_Фрагмент документа_:
__________________________________________________

Температура возобновилась у меня осенью 1924 г. К этому времени вновь разыгралась дискуссия. На этот раз она была вызвана сверху, по заранее разработанному плану. В Ленинграде, в Москве, в провинции происходили предварительно сотни и тысячи тайных совещаний по подготовке так называемой "дискуссии", т. е. систематической и планомерной травли, направленной на этот раз не против оппозиции, а против меня лично. Когда тайная подготовительная работа была закончена, по сигналу из "Правды" открылась единовременно со всех концов, со всех трибун, со всех страниц и столбцов, во всех углах и щелях кампания против троцкизма. Это было в своем роде величественное зрелище. Клевета получила видимость вулканического извержения. Широкая партийная масса была потрясена. Я лежал с температурой и молчал. Пресса и ораторы ничем другим не занимались, кроме разоблачения троцкизма. Никто точно не мог сказать, что это значит. Изо дня в день преподносили эпизоды прошлого, полемические цитаты из статей Ленина, написанных двадцать лет тому назад, путая, перевирая, искажая, а главное, так, как если бы все это было вчера. Никто ничего не понимал. Если все это было в действительности, то ведь Ленин это должен был знать. Ведь Октябрьская революция совершилась после всего этого. Ведь после переворота была гражданская война. Ведь Троцкий вместе с Лениным создавал Коминтерн. Ведь портреты Троцкого висят везде рядом с портретами Ленина. Ведь… Ведь… Но клевета извергалась холодной лавой. Она механически давила на сознание и еще более уничтожающе — на волю.
Отношение к Ленину, как к революционному вождю, было подменено отношением к нему, как к главе церковной иерархии. На Красной площади воздвигнут был, при моих протестах, недостойный и оскорбительный для революционного сознания мавзолей. В такие же мавзолеи превращались официальные книги о Ленине. Его мысль разрезали на цитаты для фальшивых проповедей. Набальзамированным трупом сражались против живого Ленина и — против Троцкого. Масса была оглушена, сбита с толку, запугана. Благодаря своему количеству, невежественная стряпня приобретала политические качества. Она оглушала, подавляла, деморализовала. Партия оказалась обреченной на молчание. Воцарился режим чистой диктатуры аппарата над партией. Другими словами: партия перестала быть партией.
По утрам мне приносили в постель газеты. Я просматривал перечень телеграмм, заглавия статей и подписи. Я достаточно хорошо знал этих людей, знал, что они думают про себя, что они способны сказать и что им приказано сказать. В большинстве своем это были люди, уже исчерпанные революцией. Были ограниченные фанатики, которые дали себя обмануть. Были молодые карьеристы, которые спешили доказать свою незаменимость. Все противоречили друг другу и самим себе. Но неумолкающая клевета ревела с газетных страниц неистовым ревом, выла бешеным воем, заглушая свои противоречия и свою пустоту. Она брала количеством.

__________________________________________________

_Записи набора данных_:

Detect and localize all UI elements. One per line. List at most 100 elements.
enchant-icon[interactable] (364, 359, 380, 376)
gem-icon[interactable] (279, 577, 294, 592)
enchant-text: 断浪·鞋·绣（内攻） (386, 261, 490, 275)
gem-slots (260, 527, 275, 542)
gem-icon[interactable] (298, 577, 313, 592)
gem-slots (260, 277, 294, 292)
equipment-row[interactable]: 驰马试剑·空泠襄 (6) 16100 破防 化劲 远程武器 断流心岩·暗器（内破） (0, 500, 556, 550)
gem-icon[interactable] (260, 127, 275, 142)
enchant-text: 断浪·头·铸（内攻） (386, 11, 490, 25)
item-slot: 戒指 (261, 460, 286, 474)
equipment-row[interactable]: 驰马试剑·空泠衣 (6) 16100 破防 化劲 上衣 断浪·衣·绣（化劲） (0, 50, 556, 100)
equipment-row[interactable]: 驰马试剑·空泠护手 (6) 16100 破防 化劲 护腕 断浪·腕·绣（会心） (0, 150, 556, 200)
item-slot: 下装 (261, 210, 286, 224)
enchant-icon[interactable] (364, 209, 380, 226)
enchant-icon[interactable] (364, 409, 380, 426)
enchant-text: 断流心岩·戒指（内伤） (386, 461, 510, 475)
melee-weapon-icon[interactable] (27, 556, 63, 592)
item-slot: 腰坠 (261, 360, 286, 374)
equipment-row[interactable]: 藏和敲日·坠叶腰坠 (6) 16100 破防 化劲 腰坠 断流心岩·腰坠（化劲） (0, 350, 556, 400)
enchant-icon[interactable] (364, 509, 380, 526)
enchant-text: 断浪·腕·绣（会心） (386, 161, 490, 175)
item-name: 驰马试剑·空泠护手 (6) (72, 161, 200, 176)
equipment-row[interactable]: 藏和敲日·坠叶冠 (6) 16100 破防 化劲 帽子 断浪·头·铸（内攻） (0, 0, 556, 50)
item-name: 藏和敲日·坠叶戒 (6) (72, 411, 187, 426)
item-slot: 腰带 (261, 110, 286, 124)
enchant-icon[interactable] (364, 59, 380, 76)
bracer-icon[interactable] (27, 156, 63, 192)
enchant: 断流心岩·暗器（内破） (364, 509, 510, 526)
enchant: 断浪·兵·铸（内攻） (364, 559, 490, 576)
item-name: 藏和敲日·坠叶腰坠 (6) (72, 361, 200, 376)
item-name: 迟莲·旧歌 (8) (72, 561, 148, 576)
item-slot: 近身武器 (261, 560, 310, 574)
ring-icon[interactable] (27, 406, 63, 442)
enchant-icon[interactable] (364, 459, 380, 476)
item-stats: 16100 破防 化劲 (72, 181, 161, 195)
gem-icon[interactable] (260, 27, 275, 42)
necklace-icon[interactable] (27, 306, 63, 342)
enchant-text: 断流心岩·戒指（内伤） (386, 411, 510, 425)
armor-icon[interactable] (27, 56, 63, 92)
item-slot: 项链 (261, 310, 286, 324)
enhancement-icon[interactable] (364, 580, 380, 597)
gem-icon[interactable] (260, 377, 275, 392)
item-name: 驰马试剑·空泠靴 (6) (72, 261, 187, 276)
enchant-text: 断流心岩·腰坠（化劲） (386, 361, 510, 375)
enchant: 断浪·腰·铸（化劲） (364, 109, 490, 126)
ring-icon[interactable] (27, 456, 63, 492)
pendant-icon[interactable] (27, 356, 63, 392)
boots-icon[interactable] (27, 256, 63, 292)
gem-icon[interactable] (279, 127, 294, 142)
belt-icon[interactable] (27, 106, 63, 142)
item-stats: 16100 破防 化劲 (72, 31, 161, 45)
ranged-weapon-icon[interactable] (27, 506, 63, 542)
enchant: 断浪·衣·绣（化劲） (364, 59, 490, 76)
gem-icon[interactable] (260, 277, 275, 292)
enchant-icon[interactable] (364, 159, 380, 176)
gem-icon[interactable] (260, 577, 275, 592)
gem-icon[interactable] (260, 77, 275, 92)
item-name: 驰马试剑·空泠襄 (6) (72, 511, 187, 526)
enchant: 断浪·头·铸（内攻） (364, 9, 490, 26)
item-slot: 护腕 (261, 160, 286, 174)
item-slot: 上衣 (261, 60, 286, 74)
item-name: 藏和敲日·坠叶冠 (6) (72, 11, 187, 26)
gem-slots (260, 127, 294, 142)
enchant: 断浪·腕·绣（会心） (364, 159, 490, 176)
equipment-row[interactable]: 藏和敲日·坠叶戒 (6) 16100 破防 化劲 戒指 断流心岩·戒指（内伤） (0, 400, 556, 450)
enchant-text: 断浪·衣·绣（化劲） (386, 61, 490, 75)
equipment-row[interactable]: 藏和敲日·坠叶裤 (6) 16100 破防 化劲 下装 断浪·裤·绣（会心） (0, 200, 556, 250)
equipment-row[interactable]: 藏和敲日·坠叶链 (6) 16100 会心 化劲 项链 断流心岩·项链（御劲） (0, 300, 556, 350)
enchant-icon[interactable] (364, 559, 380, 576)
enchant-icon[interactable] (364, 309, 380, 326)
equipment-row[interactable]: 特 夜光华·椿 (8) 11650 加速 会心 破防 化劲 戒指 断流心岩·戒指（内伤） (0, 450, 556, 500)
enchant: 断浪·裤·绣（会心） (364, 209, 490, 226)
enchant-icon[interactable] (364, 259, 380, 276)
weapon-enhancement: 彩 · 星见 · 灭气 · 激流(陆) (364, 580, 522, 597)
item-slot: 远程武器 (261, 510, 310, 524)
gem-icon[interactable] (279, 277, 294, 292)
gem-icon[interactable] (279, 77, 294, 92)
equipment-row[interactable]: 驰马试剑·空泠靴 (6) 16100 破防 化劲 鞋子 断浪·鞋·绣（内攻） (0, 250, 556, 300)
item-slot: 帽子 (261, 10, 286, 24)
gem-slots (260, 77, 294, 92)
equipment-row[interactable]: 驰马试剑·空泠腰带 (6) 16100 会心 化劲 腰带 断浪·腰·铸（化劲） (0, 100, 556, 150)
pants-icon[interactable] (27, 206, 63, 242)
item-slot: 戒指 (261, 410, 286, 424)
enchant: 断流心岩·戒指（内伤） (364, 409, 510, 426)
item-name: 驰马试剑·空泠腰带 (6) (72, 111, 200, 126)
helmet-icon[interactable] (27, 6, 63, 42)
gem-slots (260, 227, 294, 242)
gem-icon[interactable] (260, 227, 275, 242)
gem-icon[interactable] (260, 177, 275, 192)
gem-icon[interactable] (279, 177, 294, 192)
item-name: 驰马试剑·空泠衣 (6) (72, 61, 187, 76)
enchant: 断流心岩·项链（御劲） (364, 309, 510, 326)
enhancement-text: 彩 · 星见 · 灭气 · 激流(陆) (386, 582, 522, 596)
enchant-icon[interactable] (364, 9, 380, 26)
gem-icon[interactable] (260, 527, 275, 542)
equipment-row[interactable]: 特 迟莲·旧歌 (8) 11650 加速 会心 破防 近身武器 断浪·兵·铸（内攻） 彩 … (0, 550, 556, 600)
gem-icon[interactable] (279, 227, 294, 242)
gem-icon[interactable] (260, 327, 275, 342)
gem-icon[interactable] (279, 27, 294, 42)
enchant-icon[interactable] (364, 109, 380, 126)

__________________________________________________

_Задание 1_:
Переведите на английский язык предложение из фрагмента документа: «Партия оказалась обреченной на молчание».
_Задание 2_:
Воспроизведите без изменений отрывок фрагмента документа между словами «По утрам мне» и «Она брала количеством.», включая их.

_Поле ответа 1_:
The party found itself doomed to silence.

_Поле ответа 2_:
По утрам мне приносили в постель газеты. Я просматривал перечень телеграмм, заглавия статей и подписи. Я достаточно хорошо знал этих людей, знал, что они думают про себя, что они способны сказать и что им приказано сказать. В большинстве своем это были люди, уже исчерпанные революцией. Были ограниченные фанатики, которые дали себя обмануть. Были молодые карьеристы, которые спешили доказать свою незаменимость. Все противоречили друг другу и самим себе. Но неумолкающая клевета ревела с газетных страниц неистовым ревом, выла бешеным воем, заглушая свои противоречия и свою пустоту. Она брала количеством.